* [SELECTED TEXT]:
On the Influence of Homer
Homer. British Museum, Public domain, via Wikimedia Commons
The two epic poems, the Iliad and the Odyssey are widely regarded as the foundational works of ancient Greek literature. These two masterpieces have gone on to influence generation after generation, centuries after they were composed, until the present day.
Over the centuries, the two works have come to be regarded as two of the most influential works of western literature in particular and world literature in general. They are still widely read, studied, analyzed, interpreted, translated, and admired in the contemporary world we live in today.
These two epics, as most of you already know, are attributed to a mythical, legendary, and iconic figure of human history, a certain man named Homer. Just Homer, a name whose origin and meaning are yet unknown and still debated by scholars. This one single name has gone on to have such a tremendous impact and influence on world literature that one can be sure that no other writer would ever achieve such a gigantic feat again.
The Iliad and the Odyssey have cemented Homer’s reputation as the greatest poet of all time and as one of the most influential writers to have ever walked the face of the earth.
Today, Homer and his two epic poems are known and revered all across the world, on every continent, and in every country. And that is precisely why I have chosen Homer and his works as the subject of this essay.
Since almost nothing concrete is known about Homer’s life, about the man behind the legend and the myth, I shall not bore you with too many details of his life. Anyway, I possess no details to do that in the first place.
In fact, so little is actually known about Homer that many modern and contemporary scholars claim that he probably did not even exist and that in all likelihood, the two poems were produced by two different authors independently, who were both inspired by older oral traditions passed down through the centuries.
In short, there was probably no man named Homer who actually sat at his table and wrote down these two epics. Sorry to disappoint you.
However, like all things ancient and historic, there is necessarily a lot of speculation and guesswork involved in figuring all this out as it really happened, making it a task not just difficult but essentially impossible.
So much speculation inevitably gives birth to contradictory theories, and, therefore, there are several scholars who have expressed views contrary to the one that he never existed. And among all this guesswork and speculation and fiction and half-truths, the truth, as in most cases, is lost forever and shall never be known.

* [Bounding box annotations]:
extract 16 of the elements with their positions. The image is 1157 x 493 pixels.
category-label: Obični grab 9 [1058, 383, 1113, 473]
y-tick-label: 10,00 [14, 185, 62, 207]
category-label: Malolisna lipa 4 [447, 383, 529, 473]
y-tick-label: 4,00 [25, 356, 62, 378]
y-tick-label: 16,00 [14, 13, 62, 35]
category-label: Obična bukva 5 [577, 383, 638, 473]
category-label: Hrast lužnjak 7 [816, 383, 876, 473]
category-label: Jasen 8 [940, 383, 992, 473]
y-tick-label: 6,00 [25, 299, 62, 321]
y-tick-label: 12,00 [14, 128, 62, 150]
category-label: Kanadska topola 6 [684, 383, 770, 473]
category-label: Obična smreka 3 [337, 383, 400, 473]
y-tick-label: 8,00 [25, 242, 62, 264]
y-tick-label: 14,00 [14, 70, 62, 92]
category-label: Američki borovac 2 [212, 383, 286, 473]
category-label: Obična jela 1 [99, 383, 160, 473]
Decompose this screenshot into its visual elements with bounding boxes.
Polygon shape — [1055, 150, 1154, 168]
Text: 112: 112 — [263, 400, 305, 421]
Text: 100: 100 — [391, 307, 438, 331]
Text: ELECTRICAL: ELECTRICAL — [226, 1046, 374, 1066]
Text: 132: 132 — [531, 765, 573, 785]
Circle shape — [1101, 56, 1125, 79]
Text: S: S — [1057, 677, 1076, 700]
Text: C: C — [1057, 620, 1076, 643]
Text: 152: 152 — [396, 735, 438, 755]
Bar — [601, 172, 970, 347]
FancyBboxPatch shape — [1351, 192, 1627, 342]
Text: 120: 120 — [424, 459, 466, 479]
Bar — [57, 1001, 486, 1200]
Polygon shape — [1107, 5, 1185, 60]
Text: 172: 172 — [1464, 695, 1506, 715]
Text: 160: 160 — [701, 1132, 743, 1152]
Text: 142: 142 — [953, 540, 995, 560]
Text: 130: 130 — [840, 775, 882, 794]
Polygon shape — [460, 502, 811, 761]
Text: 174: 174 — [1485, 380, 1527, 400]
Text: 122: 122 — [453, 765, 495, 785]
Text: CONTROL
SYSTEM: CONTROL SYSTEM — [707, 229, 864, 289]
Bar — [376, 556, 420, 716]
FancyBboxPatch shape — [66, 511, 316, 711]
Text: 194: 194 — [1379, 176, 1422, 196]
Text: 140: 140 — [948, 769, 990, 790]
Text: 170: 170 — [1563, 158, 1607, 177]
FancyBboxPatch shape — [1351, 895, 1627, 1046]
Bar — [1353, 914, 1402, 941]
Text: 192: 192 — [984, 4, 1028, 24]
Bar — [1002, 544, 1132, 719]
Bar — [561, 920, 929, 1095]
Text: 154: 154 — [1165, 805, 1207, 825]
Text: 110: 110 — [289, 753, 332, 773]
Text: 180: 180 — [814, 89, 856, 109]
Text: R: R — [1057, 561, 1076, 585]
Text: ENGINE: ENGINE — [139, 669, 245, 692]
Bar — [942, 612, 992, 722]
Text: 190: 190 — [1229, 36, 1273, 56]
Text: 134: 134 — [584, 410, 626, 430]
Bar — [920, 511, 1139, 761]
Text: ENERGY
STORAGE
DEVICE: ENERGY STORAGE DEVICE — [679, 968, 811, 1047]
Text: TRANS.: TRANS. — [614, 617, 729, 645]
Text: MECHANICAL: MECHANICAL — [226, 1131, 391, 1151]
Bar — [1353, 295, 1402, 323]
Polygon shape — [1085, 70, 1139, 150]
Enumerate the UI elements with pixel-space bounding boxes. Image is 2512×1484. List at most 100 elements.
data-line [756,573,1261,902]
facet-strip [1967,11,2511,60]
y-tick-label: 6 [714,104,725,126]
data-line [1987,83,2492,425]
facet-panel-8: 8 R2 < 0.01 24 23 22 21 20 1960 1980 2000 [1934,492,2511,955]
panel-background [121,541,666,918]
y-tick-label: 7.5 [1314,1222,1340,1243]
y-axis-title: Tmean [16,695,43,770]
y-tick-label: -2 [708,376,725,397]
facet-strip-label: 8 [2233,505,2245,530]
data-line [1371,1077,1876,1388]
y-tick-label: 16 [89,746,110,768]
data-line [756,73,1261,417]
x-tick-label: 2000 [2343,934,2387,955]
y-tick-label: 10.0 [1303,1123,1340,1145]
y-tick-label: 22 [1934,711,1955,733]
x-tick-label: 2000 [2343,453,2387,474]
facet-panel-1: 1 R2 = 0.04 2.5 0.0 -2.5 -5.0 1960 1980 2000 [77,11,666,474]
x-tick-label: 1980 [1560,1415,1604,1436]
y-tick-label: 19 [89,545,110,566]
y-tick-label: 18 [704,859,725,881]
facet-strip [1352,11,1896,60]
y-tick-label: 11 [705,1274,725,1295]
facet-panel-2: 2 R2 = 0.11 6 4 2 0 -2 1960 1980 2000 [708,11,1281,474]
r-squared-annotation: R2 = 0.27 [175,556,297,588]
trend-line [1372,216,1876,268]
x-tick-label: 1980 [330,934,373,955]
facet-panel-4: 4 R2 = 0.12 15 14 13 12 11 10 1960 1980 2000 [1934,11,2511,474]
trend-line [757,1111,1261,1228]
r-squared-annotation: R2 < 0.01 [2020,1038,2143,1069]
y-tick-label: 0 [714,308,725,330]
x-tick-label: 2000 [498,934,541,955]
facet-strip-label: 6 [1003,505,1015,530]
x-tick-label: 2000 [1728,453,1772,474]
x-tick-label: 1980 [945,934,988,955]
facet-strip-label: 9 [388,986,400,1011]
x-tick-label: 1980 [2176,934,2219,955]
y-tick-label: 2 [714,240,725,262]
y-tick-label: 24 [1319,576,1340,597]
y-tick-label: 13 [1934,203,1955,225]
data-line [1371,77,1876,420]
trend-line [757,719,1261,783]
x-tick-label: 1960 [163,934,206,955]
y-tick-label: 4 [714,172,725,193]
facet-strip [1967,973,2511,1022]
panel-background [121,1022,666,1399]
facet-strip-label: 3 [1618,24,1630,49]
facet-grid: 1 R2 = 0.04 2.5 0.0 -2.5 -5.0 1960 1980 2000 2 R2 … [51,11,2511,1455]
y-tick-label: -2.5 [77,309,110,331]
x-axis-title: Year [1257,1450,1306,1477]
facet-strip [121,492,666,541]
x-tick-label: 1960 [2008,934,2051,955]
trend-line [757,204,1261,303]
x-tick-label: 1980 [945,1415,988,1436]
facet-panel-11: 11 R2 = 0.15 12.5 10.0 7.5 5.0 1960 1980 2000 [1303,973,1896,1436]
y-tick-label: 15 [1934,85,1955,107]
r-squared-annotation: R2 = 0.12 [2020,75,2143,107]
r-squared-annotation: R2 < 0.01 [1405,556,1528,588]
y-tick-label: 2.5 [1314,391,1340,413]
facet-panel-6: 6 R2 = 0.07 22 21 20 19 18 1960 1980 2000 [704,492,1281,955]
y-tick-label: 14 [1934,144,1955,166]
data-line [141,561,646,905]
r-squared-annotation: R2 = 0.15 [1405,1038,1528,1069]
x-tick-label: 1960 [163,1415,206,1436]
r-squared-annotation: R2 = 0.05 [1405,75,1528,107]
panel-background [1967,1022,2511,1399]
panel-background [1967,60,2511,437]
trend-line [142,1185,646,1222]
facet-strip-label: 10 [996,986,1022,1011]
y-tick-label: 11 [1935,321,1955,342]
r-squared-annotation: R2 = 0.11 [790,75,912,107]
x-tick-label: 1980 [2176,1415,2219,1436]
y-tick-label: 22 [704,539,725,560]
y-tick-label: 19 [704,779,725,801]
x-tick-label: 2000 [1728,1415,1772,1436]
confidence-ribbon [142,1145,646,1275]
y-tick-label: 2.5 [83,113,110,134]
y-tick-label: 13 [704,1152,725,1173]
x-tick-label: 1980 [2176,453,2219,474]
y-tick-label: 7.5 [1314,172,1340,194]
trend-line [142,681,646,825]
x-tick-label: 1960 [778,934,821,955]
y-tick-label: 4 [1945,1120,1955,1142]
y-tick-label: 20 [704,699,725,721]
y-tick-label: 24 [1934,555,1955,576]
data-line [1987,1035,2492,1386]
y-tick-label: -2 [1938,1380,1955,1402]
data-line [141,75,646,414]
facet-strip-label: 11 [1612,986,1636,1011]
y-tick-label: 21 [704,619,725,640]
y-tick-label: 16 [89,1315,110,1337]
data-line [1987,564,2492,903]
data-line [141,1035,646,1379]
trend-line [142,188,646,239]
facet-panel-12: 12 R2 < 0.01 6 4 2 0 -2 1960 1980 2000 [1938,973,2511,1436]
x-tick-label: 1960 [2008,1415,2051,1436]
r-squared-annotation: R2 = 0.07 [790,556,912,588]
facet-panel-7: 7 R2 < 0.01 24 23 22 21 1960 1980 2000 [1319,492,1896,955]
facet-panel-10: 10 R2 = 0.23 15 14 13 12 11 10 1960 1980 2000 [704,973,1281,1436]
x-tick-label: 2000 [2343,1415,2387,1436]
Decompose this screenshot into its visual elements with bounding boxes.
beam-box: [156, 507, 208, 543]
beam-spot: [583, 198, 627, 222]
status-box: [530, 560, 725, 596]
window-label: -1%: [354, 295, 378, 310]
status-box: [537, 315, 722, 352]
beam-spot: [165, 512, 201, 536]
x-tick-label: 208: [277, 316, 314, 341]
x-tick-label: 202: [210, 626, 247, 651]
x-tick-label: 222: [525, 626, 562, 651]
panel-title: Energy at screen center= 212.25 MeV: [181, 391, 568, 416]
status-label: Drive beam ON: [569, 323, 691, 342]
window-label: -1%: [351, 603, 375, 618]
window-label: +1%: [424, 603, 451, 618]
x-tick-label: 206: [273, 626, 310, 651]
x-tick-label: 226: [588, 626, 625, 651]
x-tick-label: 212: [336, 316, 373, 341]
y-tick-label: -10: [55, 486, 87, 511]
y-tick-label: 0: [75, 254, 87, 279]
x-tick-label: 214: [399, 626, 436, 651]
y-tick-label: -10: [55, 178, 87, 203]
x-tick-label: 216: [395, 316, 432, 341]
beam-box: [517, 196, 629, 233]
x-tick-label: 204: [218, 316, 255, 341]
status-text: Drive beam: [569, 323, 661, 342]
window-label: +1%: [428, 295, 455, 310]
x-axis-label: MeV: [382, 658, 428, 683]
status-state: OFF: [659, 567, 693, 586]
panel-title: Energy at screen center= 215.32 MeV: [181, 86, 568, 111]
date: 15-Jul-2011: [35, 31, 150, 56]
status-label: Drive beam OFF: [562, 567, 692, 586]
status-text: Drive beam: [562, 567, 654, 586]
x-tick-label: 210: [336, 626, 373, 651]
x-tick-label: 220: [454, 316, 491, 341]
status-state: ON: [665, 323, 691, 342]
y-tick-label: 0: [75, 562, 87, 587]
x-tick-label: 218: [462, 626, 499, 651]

* [REQUEST 1]: Why does the essay on Homer leave out most details of Homer's life? Explain in one to three sentences.
* [REQUEST 2]: From the essay on Homer, reproduce word for word the passage from "Since almost nothing" to "through the centuries.".

* [WRITTEN SOLUTION 1]: Almost nothing concrete is known about Homer's life or about the man behind the legend and the myth. The writer therefore has no such details to offer in the first place.

* [WRITTEN SOLUTION 2]:
Since almost nothing concrete is known about Homer’s life, about the man behind the legend and the myth, I shall not bore you with too many details of his life. Anyway, I possess no details to do that in the first place.
In fact, so little is actually known about Homer that many modern and contemporary scholars claim that he probably did not even exist and that in all likelihood, the two poems were produced by two different authors independently, who were both inspired by older oral traditions passed down through the centuries.